The exercise
Transcribe all the entries word for word, but omit the images.

Entries from a visual dataset:

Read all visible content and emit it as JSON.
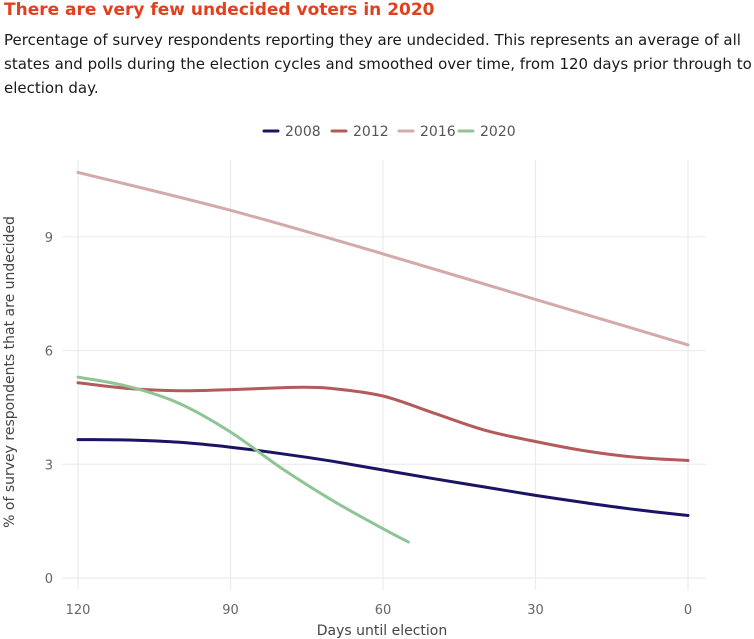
{
  "header": {
    "title": "There are very few undecided voters in 2020",
    "subtitle": "Percentage of survey respondents reporting they are undecided. This represents an average of all states and polls during the election cycles and smoothed over time, from 120 days prior through to election day."
  },
  "chart_data": {
    "type": "line",
    "title": "There are very few undecided voters in 2020",
    "xlabel": "Days until election",
    "ylabel": "% of survey respondents that are undecided",
    "x_reversed": true,
    "xlim": [
      0,
      120
    ],
    "ylim": [
      0,
      11
    ],
    "x_ticks": [
      120,
      90,
      60,
      30,
      0
    ],
    "y_ticks": [
      0,
      3,
      6,
      9
    ],
    "grid": true,
    "legend_position": "top-center",
    "series": [
      {
        "name": "2008",
        "color": "#1b1464",
        "x": [
          120,
          110,
          100,
          90,
          80,
          70,
          60,
          50,
          40,
          30,
          20,
          10,
          0
        ],
        "y": [
          3.65,
          3.64,
          3.58,
          3.45,
          3.28,
          3.08,
          2.85,
          2.62,
          2.4,
          2.18,
          1.98,
          1.8,
          1.65
        ]
      },
      {
        "name": "2012",
        "color": "#b55a5a",
        "x": [
          120,
          110,
          100,
          90,
          80,
          75,
          70,
          60,
          50,
          40,
          30,
          20,
          10,
          0
        ],
        "y": [
          5.15,
          5.0,
          4.94,
          4.97,
          5.02,
          5.03,
          5.0,
          4.8,
          4.35,
          3.9,
          3.6,
          3.35,
          3.18,
          3.1
        ]
      },
      {
        "name": "2016",
        "color": "#d4a9a9",
        "x": [
          120,
          90,
          60,
          30,
          0
        ],
        "y": [
          10.7,
          9.7,
          8.55,
          7.35,
          6.15
        ]
      },
      {
        "name": "2020",
        "color": "#8fc594",
        "x": [
          120,
          110,
          100,
          90,
          80,
          70,
          60,
          55
        ],
        "y": [
          5.3,
          5.05,
          4.6,
          3.85,
          2.9,
          2.05,
          1.3,
          0.95
        ]
      }
    ]
  }
}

Exercise solution
Read all visible content and emit it as JSON.
{
  "header": {
    "title": "There are very few undecided voters in 2020",
    "subtitle": "Percentage of survey respondents reporting they are undecided. This represents an average of all states and polls during the election cycles and smoothed over time, from 120 days prior through to election day."
  },
  "chart_data": {
    "type": "line",
    "title": "There are very few undecided voters in 2020",
    "xlabel": "Days until election",
    "ylabel": "% of survey respondents that are undecided",
    "x_reversed": true,
    "xlim": [
      0,
      120
    ],
    "ylim": [
      0,
      11
    ],
    "x_ticks": [
      120,
      90,
      60,
      30,
      0
    ],
    "y_ticks": [
      0,
      3,
      6,
      9
    ],
    "grid": true,
    "legend_position": "top-center",
    "series": [
      {
        "name": "2008",
        "color": "#1b1464",
        "x": [
          120,
          110,
          100,
          90,
          80,
          70,
          60,
          50,
          40,
          30,
          20,
          10,
          0
        ],
        "y": [
          3.65,
          3.64,
          3.58,
          3.45,
          3.28,
          3.08,
          2.85,
          2.62,
          2.4,
          2.18,
          1.98,
          1.8,
          1.65
        ]
      },
      {
        "name": "2012",
        "color": "#b55a5a",
        "x": [
          120,
          110,
          100,
          90,
          80,
          75,
          70,
          60,
          50,
          40,
          30,
          20,
          10,
          0
        ],
        "y": [
          5.15,
          5.0,
          4.94,
          4.97,
          5.02,
          5.03,
          5.0,
          4.8,
          4.35,
          3.9,
          3.6,
          3.35,
          3.18,
          3.1
        ]
      },
      {
        "name": "2016",
        "color": "#d4a9a9",
        "x": [
          120,
          90,
          60,
          30,
          0
        ],
        "y": [
          10.7,
          9.7,
          8.55,
          7.35,
          6.15
        ]
      },
      {
        "name": "2020",
        "color": "#8fc594",
        "x": [
          120,
          110,
          100,
          90,
          80,
          70,
          60,
          55
        ],
        "y": [
          5.3,
          5.05,
          4.6,
          3.85,
          2.9,
          2.05,
          1.3,
          0.95
        ]
      }
    ]
  }
}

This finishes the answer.